What is asked: Records follow. Select each line holding "usluge".

Figure data in JSON:
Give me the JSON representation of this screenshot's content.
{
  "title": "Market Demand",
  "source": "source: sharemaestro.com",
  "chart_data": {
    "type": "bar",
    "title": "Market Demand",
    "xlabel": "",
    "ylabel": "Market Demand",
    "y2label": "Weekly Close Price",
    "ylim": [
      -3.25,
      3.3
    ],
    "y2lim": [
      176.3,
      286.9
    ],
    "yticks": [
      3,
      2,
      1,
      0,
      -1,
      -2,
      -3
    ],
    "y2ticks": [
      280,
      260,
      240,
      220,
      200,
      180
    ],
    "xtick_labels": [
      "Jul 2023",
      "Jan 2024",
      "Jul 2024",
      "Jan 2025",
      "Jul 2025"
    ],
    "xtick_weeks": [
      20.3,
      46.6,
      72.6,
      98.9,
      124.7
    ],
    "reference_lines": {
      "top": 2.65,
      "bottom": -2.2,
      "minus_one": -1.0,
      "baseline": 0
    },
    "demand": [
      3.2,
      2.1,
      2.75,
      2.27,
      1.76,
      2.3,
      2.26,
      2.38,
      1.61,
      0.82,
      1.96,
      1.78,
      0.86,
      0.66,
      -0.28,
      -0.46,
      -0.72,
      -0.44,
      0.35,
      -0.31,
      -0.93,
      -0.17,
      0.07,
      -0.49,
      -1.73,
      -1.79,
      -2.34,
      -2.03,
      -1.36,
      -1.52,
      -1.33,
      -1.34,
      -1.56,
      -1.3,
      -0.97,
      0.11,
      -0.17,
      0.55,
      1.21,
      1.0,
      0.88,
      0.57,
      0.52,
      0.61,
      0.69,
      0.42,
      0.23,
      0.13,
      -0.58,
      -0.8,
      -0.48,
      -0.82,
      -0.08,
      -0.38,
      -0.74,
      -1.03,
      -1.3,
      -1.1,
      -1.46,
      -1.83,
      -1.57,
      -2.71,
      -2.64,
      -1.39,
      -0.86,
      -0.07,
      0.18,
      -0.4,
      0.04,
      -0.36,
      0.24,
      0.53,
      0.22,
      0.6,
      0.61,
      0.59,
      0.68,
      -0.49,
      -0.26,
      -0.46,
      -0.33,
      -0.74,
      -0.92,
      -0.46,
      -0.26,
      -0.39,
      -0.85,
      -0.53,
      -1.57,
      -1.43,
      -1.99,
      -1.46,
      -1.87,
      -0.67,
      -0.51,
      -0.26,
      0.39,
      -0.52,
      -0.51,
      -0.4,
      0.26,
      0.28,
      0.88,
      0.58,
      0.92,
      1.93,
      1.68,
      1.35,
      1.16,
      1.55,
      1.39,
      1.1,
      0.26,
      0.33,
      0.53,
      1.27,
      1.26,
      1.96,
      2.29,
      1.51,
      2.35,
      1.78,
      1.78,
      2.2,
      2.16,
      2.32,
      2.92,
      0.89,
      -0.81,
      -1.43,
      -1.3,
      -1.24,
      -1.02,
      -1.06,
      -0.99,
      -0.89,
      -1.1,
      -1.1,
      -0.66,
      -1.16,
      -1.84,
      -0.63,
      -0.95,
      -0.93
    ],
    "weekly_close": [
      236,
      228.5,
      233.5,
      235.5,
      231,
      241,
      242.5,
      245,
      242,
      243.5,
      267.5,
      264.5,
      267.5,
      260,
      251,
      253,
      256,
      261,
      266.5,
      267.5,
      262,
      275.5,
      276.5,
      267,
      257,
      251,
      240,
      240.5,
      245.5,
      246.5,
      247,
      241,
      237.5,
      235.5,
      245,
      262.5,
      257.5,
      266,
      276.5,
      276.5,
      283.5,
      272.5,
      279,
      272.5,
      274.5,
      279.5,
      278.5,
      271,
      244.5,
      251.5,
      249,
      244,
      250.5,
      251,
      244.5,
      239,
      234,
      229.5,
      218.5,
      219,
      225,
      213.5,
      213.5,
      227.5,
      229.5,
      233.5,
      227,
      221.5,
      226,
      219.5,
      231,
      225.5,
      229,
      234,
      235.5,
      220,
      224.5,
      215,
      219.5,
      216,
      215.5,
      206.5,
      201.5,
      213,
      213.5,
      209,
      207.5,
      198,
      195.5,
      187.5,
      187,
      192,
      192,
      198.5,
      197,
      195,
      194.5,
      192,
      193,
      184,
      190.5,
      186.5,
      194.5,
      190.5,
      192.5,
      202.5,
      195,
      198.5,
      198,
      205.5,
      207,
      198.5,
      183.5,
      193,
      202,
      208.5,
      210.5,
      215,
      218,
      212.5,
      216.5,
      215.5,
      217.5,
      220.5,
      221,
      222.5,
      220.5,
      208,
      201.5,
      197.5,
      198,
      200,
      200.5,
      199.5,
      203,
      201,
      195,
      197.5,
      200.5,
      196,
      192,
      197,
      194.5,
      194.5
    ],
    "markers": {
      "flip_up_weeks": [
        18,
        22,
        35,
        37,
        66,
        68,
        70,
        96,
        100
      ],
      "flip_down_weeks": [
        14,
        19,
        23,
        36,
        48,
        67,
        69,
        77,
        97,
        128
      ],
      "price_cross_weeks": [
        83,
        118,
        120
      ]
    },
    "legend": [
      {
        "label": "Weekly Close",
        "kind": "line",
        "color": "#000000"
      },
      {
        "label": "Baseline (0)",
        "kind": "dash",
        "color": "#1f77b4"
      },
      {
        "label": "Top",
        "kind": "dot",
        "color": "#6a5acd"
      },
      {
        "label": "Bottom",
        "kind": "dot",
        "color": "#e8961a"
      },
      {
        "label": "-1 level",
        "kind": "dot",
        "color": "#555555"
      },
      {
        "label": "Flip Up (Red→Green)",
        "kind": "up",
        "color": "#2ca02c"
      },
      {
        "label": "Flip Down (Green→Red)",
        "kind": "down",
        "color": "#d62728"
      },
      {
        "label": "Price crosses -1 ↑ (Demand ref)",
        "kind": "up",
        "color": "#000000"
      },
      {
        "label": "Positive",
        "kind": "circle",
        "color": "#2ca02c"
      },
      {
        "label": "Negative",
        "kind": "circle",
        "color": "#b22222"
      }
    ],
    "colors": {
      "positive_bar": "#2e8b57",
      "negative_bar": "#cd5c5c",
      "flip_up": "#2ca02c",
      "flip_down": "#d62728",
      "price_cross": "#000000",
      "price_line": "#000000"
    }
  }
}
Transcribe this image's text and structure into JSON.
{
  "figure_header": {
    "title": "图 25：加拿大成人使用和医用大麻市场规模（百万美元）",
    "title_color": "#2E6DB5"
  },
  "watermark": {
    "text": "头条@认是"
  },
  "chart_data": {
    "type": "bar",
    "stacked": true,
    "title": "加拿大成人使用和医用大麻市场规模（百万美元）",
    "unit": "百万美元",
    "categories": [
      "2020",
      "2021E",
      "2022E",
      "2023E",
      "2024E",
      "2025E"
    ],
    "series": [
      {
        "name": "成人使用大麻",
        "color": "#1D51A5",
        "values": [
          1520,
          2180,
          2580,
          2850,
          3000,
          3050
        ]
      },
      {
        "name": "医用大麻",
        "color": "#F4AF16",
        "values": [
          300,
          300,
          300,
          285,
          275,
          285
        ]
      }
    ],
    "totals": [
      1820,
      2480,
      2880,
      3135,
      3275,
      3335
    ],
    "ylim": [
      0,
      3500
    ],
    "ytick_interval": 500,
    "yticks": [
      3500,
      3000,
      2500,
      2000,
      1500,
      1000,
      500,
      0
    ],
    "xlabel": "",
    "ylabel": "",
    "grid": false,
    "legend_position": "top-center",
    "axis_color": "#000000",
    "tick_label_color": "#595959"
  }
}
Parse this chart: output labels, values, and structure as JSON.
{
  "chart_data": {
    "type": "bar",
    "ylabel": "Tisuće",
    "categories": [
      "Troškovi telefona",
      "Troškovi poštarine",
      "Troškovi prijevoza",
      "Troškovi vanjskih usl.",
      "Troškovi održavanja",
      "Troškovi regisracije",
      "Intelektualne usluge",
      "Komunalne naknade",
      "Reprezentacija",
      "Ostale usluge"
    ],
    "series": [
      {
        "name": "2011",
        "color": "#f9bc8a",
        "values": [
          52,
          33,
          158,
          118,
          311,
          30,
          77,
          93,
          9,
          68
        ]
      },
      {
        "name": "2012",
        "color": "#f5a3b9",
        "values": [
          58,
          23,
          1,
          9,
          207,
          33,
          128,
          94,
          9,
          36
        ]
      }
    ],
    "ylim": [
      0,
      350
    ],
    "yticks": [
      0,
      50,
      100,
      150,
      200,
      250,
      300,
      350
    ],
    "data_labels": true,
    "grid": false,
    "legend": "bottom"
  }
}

Response to the task:
      "Intelektualne usluge",
      "Ostale usluge"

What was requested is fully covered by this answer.